# WRITTEN TASK
In the data below, how many lines contain the string "name", counting only matches with the same capitalization? Reply with the number alone.

# EXTRACTED ENTRIES
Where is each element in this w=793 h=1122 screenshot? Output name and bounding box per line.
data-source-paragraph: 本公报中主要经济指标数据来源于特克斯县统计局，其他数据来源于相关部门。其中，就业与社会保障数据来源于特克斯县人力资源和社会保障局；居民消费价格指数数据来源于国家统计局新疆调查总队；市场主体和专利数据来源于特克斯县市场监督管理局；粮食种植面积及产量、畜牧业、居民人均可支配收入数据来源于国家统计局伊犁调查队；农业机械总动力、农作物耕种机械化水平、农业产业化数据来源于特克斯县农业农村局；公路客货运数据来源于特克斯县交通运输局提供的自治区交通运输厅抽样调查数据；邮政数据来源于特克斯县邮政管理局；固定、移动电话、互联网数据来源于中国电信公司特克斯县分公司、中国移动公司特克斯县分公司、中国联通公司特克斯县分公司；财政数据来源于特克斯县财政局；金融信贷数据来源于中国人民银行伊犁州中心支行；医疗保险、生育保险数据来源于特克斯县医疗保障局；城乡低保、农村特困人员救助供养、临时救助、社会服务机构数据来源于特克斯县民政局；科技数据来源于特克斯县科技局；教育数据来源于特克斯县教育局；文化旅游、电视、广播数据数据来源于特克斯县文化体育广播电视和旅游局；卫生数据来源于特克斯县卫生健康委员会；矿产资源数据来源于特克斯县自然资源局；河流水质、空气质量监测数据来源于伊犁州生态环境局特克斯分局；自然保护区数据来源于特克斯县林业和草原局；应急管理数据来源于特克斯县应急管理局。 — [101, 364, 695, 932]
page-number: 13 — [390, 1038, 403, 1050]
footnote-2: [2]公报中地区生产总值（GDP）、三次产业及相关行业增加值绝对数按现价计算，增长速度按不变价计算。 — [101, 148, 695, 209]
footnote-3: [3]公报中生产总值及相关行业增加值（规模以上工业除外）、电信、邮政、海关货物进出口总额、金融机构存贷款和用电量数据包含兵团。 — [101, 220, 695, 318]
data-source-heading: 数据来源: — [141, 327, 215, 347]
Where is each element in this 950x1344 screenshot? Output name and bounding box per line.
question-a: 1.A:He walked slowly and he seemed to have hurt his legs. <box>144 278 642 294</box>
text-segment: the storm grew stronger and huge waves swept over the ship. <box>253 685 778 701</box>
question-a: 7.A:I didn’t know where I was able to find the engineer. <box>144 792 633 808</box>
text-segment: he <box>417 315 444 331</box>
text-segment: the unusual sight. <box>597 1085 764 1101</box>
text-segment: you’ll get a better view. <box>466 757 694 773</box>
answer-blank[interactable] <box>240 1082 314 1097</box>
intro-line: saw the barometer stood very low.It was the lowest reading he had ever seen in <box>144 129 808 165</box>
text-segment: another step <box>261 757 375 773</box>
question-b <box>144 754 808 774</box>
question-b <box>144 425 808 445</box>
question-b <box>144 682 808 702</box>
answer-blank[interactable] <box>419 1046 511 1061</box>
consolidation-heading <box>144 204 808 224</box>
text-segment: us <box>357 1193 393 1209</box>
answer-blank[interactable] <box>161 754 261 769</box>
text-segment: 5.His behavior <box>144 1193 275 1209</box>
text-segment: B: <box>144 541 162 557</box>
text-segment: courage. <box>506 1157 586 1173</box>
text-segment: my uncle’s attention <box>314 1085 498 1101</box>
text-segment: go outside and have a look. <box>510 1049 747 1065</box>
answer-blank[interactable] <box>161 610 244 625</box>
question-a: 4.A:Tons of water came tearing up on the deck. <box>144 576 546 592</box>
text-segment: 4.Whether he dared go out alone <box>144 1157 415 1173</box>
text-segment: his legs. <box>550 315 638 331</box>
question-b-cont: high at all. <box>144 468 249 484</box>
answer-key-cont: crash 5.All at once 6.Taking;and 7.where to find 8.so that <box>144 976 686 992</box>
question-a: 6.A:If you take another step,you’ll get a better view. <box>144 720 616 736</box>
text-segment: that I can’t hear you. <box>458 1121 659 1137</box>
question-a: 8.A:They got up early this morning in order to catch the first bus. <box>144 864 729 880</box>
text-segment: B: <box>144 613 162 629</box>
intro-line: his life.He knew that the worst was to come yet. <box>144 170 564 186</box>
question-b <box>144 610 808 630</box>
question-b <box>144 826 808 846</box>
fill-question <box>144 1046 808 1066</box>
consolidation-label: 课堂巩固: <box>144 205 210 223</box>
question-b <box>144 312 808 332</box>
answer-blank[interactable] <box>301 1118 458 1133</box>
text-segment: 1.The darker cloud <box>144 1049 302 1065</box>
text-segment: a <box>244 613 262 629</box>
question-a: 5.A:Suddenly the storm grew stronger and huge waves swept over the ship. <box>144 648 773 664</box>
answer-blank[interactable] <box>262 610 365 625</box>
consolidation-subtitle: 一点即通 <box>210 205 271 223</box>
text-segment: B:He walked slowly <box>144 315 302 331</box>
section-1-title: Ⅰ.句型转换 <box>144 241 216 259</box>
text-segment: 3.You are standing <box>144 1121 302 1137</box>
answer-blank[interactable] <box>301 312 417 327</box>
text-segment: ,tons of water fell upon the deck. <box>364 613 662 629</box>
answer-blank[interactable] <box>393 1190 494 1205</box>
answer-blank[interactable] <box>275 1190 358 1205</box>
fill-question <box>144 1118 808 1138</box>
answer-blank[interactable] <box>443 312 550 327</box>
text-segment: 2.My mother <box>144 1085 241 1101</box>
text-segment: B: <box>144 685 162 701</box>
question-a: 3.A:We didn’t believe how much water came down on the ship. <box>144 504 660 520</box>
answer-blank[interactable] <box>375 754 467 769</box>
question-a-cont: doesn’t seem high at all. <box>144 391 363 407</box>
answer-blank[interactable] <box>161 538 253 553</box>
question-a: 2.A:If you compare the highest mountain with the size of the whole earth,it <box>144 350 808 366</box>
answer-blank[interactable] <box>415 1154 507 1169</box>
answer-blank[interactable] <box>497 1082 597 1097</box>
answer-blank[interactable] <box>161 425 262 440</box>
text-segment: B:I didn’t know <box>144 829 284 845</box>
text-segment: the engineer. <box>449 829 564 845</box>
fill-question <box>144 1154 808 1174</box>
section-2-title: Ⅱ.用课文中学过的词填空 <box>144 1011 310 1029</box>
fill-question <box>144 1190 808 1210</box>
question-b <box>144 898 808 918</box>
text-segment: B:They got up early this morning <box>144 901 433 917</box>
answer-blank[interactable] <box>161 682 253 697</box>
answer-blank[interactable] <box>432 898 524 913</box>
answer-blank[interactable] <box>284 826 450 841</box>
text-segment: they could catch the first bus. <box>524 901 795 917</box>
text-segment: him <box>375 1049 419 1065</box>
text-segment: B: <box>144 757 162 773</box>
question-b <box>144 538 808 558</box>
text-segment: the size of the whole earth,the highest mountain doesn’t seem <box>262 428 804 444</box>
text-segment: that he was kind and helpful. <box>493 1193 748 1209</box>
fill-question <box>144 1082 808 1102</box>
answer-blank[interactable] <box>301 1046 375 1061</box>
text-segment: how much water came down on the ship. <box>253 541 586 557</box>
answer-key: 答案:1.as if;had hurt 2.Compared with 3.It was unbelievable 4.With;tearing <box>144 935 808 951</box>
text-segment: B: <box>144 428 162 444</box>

# OUTPUT OF THE EXERCISE
2